Short problem:
Copy the records below exactly, leaving out any pictures.

[Data extracted from a collection]
○ ○ ○ ○
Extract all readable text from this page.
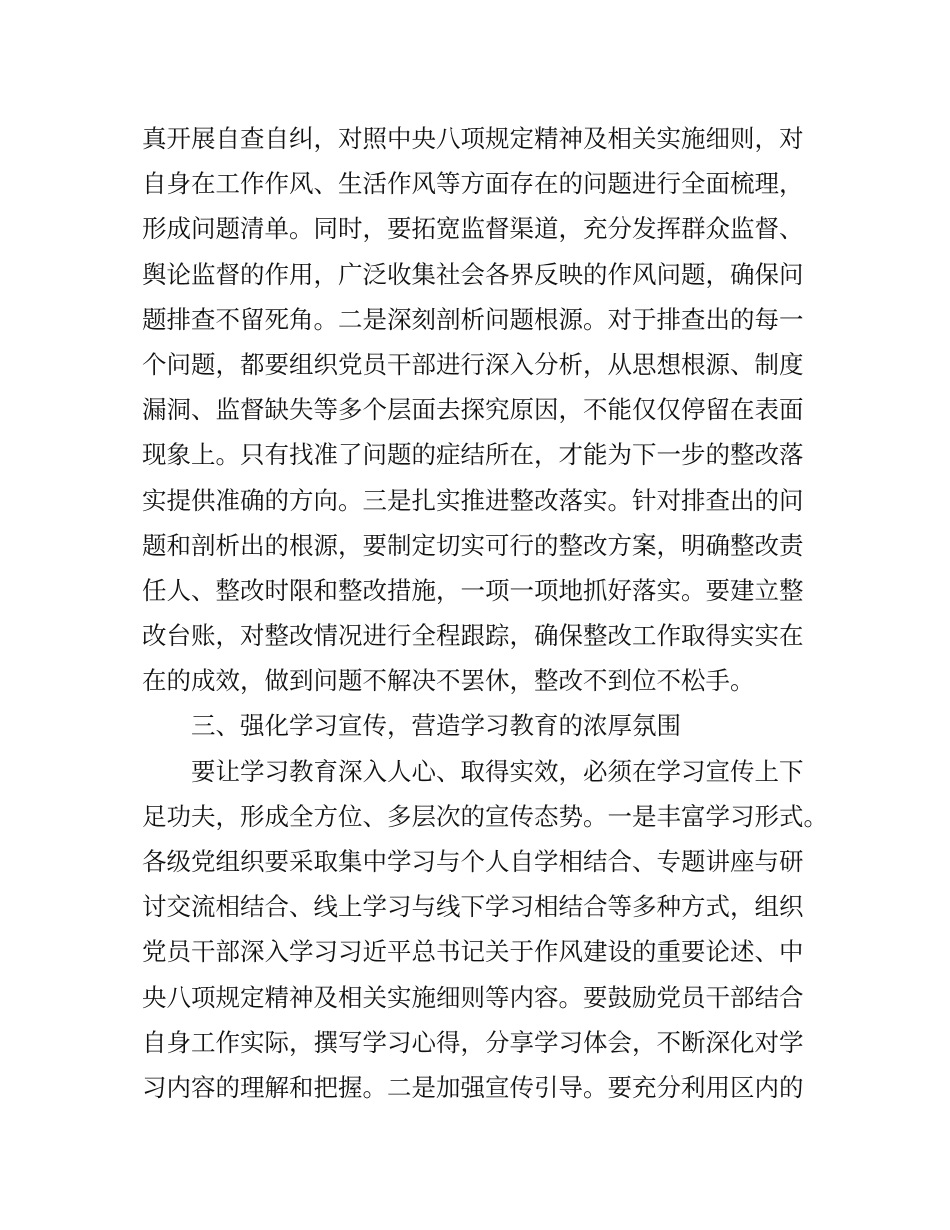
真开展自查自纠，对照中央八项规定精神及相关实施细则，对
自身在工作作风、生活作风等方面存在的问题进行全面梳理，
形成问题清单。同时，要拓宽监督渠道，充分发挥群众监督、
舆论监督的作用，广泛收集社会各界反映的作风问题，确保问
题排查不留死角。二是深刻剖析问题根源。对于排查出的每一
个问题，都要组织党员干部进行深入分析，从思想根源、制度
漏洞、监督缺失等多个层面去探究原因，不能仅仅停留在表面
现象上。只有找准了问题的症结所在，才能为下一步的整改落
实提供准确的方向。三是扎实推进整改落实。针对排查出的问
题和剖析出的根源，要制定切实可行的整改方案，明确整改责
任人、整改时限和整改措施，一项一项地抓好落实。要建立整
改台账，对整改情况进行全程跟踪，确保整改工作取得实实在
在的成效，做到问题不解决不罢休，整改不到位不松手。
三、强化学习宣传，营造学习教育的浓厚氛围
要让学习教育深入人心、取得实效，必须在学习宣传上下
足功夫，形成全方位、多层次的宣传态势。一是丰富学习形式。
各级党组织要采取集中学习与个人自学相结合、专题讲座与研
讨交流相结合、线上学习与线下学习相结合等多种方式，组织
党员干部深入学习习近平总书记关于作风建设的重要论述、中
央八项规定精神及相关实施细则等内容。要鼓励党员干部结合
自身工作实际，撰写学习心得，分享学习体会，不断深化对学
习内容的理解和把握。二是加强宣传引导。要充分利用区内的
○ ○ ○ ○
Solution for this exercise:
Extract all readable text from this page.
真开展自查自纠，对照中央八项规定精神及相关实施细则，对
自身在工作作风、生活作风等方面存在的问题进行全面梳理，
形成问题清单。同时，要拓宽监督渠道，充分发挥群众监督、
舆论监督的作用，广泛收集社会各界反映的作风问题，确保问
题排查不留死角。二是深刻剖析问题根源。对于排查出的每一
个问题，都要组织党员干部进行深入分析，从思想根源、制度
漏洞、监督缺失等多个层面去探究原因，不能仅仅停留在表面
现象上。只有找准了问题的症结所在，才能为下一步的整改落
实提供准确的方向。三是扎实推进整改落实。针对排查出的问
题和剖析出的根源，要制定切实可行的整改方案，明确整改责
任人、整改时限和整改措施，一项一项地抓好落实。要建立整
改台账，对整改情况进行全程跟踪，确保整改工作取得实实在
在的成效，做到问题不解决不罢休，整改不到位不松手。
三、强化学习宣传，营造学习教育的浓厚氛围
要让学习教育深入人心、取得实效，必须在学习宣传上下
足功夫，形成全方位、多层次的宣传态势。一是丰富学习形式。
各级党组织要采取集中学习与个人自学相结合、专题讲座与研
讨交流相结合、线上学习与线下学习相结合等多种方式，组织
党员干部深入学习习近平总书记关于作风建设的重要论述、中
央八项规定精神及相关实施细则等内容。要鼓励党员干部结合
自身工作实际，撰写学习心得，分享学习体会，不断深化对学
习内容的理解和把握。二是加强宣传引导。要充分利用区内的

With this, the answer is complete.